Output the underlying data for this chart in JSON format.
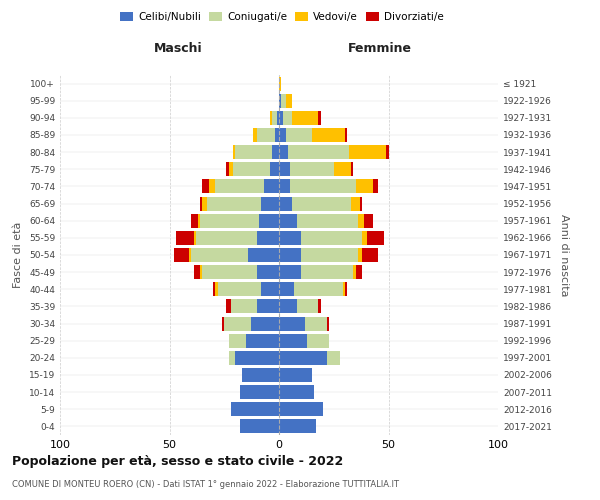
{
  "age_groups": [
    "0-4",
    "5-9",
    "10-14",
    "15-19",
    "20-24",
    "25-29",
    "30-34",
    "35-39",
    "40-44",
    "45-49",
    "50-54",
    "55-59",
    "60-64",
    "65-69",
    "70-74",
    "75-79",
    "80-84",
    "85-89",
    "90-94",
    "95-99",
    "100+"
  ],
  "birth_years": [
    "2017-2021",
    "2012-2016",
    "2007-2011",
    "2002-2006",
    "1997-2001",
    "1992-1996",
    "1987-1991",
    "1982-1986",
    "1977-1981",
    "1972-1976",
    "1967-1971",
    "1962-1966",
    "1957-1961",
    "1952-1956",
    "1947-1951",
    "1942-1946",
    "1937-1941",
    "1932-1936",
    "1927-1931",
    "1922-1926",
    "≤ 1921"
  ],
  "males": {
    "celibe": [
      18,
      22,
      18,
      17,
      20,
      15,
      13,
      10,
      8,
      10,
      14,
      10,
      9,
      8,
      7,
      4,
      3,
      2,
      1,
      0,
      0
    ],
    "coniugato": [
      0,
      0,
      0,
      0,
      3,
      8,
      12,
      12,
      20,
      25,
      26,
      28,
      27,
      25,
      22,
      17,
      17,
      8,
      2,
      0,
      0
    ],
    "vedovo": [
      0,
      0,
      0,
      0,
      0,
      0,
      0,
      0,
      1,
      1,
      1,
      1,
      1,
      2,
      3,
      2,
      1,
      2,
      1,
      0,
      0
    ],
    "divorziato": [
      0,
      0,
      0,
      0,
      0,
      0,
      1,
      2,
      1,
      3,
      7,
      8,
      3,
      1,
      3,
      1,
      0,
      0,
      0,
      0,
      0
    ]
  },
  "females": {
    "nubile": [
      17,
      20,
      16,
      15,
      22,
      13,
      12,
      8,
      7,
      10,
      10,
      10,
      8,
      6,
      5,
      5,
      4,
      3,
      2,
      1,
      0
    ],
    "coniugata": [
      0,
      0,
      0,
      0,
      6,
      10,
      10,
      10,
      22,
      24,
      26,
      28,
      28,
      27,
      30,
      20,
      28,
      12,
      4,
      2,
      0
    ],
    "vedova": [
      0,
      0,
      0,
      0,
      0,
      0,
      0,
      0,
      1,
      1,
      2,
      2,
      3,
      4,
      8,
      8,
      17,
      15,
      12,
      3,
      1
    ],
    "divorziata": [
      0,
      0,
      0,
      0,
      0,
      0,
      1,
      1,
      1,
      3,
      7,
      8,
      4,
      1,
      2,
      1,
      1,
      1,
      1,
      0,
      0
    ]
  },
  "colors": {
    "celibe": "#4472c4",
    "coniugato": "#c5d9a0",
    "vedovo": "#ffc000",
    "divorziato": "#cc0000"
  },
  "title": "Popolazione per età, sesso e stato civile - 2022",
  "subtitle": "COMUNE DI MONTEU ROERO (CN) - Dati ISTAT 1° gennaio 2022 - Elaborazione TUTTITALIA.IT",
  "ylabel": "Fasce di età",
  "ylabel_right": "Anni di nascita",
  "legend_labels": [
    "Celibi/Nubili",
    "Coniugati/e",
    "Vedovi/e",
    "Divorziati/e"
  ],
  "maschi_label": "Maschi",
  "femmine_label": "Femmine"
}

────────────────

> **Challenge**
Quote every record above exactly, leaving out any pictures.

> **Complete response**
Output the underlying data for this chart in JSON format.
{
  "age_groups": [
    "0-4",
    "5-9",
    "10-14",
    "15-19",
    "20-24",
    "25-29",
    "30-34",
    "35-39",
    "40-44",
    "45-49",
    "50-54",
    "55-59",
    "60-64",
    "65-69",
    "70-74",
    "75-79",
    "80-84",
    "85-89",
    "90-94",
    "95-99",
    "100+"
  ],
  "birth_years": [
    "2017-2021",
    "2012-2016",
    "2007-2011",
    "2002-2006",
    "1997-2001",
    "1992-1996",
    "1987-1991",
    "1982-1986",
    "1977-1981",
    "1972-1976",
    "1967-1971",
    "1962-1966",
    "1957-1961",
    "1952-1956",
    "1947-1951",
    "1942-1946",
    "1937-1941",
    "1932-1936",
    "1927-1931",
    "1922-1926",
    "≤ 1921"
  ],
  "males": {
    "celibe": [
      18,
      22,
      18,
      17,
      20,
      15,
      13,
      10,
      8,
      10,
      14,
      10,
      9,
      8,
      7,
      4,
      3,
      2,
      1,
      0,
      0
    ],
    "coniugato": [
      0,
      0,
      0,
      0,
      3,
      8,
      12,
      12,
      20,
      25,
      26,
      28,
      27,
      25,
      22,
      17,
      17,
      8,
      2,
      0,
      0
    ],
    "vedovo": [
      0,
      0,
      0,
      0,
      0,
      0,
      0,
      0,
      1,
      1,
      1,
      1,
      1,
      2,
      3,
      2,
      1,
      2,
      1,
      0,
      0
    ],
    "divorziato": [
      0,
      0,
      0,
      0,
      0,
      0,
      1,
      2,
      1,
      3,
      7,
      8,
      3,
      1,
      3,
      1,
      0,
      0,
      0,
      0,
      0
    ]
  },
  "females": {
    "nubile": [
      17,
      20,
      16,
      15,
      22,
      13,
      12,
      8,
      7,
      10,
      10,
      10,
      8,
      6,
      5,
      5,
      4,
      3,
      2,
      1,
      0
    ],
    "coniugata": [
      0,
      0,
      0,
      0,
      6,
      10,
      10,
      10,
      22,
      24,
      26,
      28,
      28,
      27,
      30,
      20,
      28,
      12,
      4,
      2,
      0
    ],
    "vedova": [
      0,
      0,
      0,
      0,
      0,
      0,
      0,
      0,
      1,
      1,
      2,
      2,
      3,
      4,
      8,
      8,
      17,
      15,
      12,
      3,
      1
    ],
    "divorziata": [
      0,
      0,
      0,
      0,
      0,
      0,
      1,
      1,
      1,
      3,
      7,
      8,
      4,
      1,
      2,
      1,
      1,
      1,
      1,
      0,
      0
    ]
  },
  "colors": {
    "celibe": "#4472c4",
    "coniugato": "#c5d9a0",
    "vedovo": "#ffc000",
    "divorziato": "#cc0000"
  },
  "title": "Popolazione per età, sesso e stato civile - 2022",
  "subtitle": "COMUNE DI MONTEU ROERO (CN) - Dati ISTAT 1° gennaio 2022 - Elaborazione TUTTITALIA.IT",
  "ylabel": "Fasce di età",
  "ylabel_right": "Anni di nascita",
  "legend_labels": [
    "Celibi/Nubili",
    "Coniugati/e",
    "Vedovi/e",
    "Divorziati/e"
  ],
  "maschi_label": "Maschi",
  "femmine_label": "Femmine"
}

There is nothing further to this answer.